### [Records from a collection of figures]
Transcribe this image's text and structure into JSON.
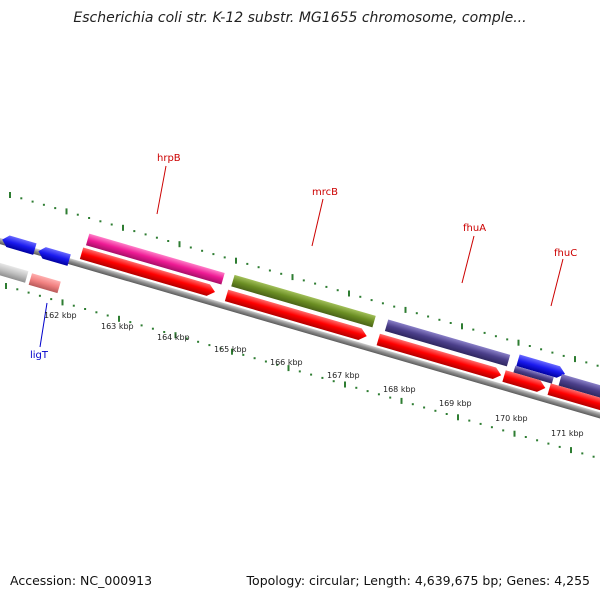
{
  "header": {
    "title": "Escherichia coli str. K-12 substr. MG1655 chromosome, comple..."
  },
  "footer": {
    "accession_label": "Accession:",
    "accession": "NC_000913",
    "topology_label": "Topology:",
    "topology": "circular",
    "length_label": "Length:",
    "length": "4,639,675 bp",
    "genes_label": "Genes:",
    "genes": "4,255"
  },
  "ruler": {
    "ticks": [
      "162 kbp",
      "163 kbp",
      "164 kbp",
      "165 kbp",
      "166 kbp",
      "167 kbp",
      "168 kbp",
      "169 kbp",
      "170 kbp",
      "171 kbp"
    ]
  },
  "genes": [
    {
      "name": "hrpB",
      "color": "#cc0000"
    },
    {
      "name": "mrcB",
      "color": "#cc0000"
    },
    {
      "name": "fhuA",
      "color": "#cc0000"
    },
    {
      "name": "fhuC",
      "color": "#cc0000"
    },
    {
      "name": "ligT",
      "color": "#0000cc"
    }
  ],
  "colors": {
    "backbone": "#8a8a8a",
    "tick": "#2e7d32",
    "cds": "#ff0000",
    "hrpB_feature": "#ee1a94",
    "mrcB_feature": "#6b8e23",
    "fhuA_feature": "#4b3f8a",
    "fhuC_feature": "#1a1aee",
    "ligT_feature": "#1a1aee",
    "minus_feature": "#c0c0c0",
    "pink_feature": "#f08080"
  }
}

### [What you will do]
Give the records above again in full and exactly, but exclude every picture.

### [Answer]
Transcribe this image's text and structure into JSON.
{
  "header": {
    "title": "Escherichia coli str. K-12 substr. MG1655 chromosome, comple..."
  },
  "footer": {
    "accession_label": "Accession:",
    "accession": "NC_000913",
    "topology_label": "Topology:",
    "topology": "circular",
    "length_label": "Length:",
    "length": "4,639,675 bp",
    "genes_label": "Genes:",
    "genes": "4,255"
  },
  "ruler": {
    "ticks": [
      "162 kbp",
      "163 kbp",
      "164 kbp",
      "165 kbp",
      "166 kbp",
      "167 kbp",
      "168 kbp",
      "169 kbp",
      "170 kbp",
      "171 kbp"
    ]
  },
  "genes": [
    {
      "name": "hrpB",
      "color": "#cc0000"
    },
    {
      "name": "mrcB",
      "color": "#cc0000"
    },
    {
      "name": "fhuA",
      "color": "#cc0000"
    },
    {
      "name": "fhuC",
      "color": "#cc0000"
    },
    {
      "name": "ligT",
      "color": "#0000cc"
    }
  ],
  "colors": {
    "backbone": "#8a8a8a",
    "tick": "#2e7d32",
    "cds": "#ff0000",
    "hrpB_feature": "#ee1a94",
    "mrcB_feature": "#6b8e23",
    "fhuA_feature": "#4b3f8a",
    "fhuC_feature": "#1a1aee",
    "ligT_feature": "#1a1aee",
    "minus_feature": "#c0c0c0",
    "pink_feature": "#f08080"
  }
}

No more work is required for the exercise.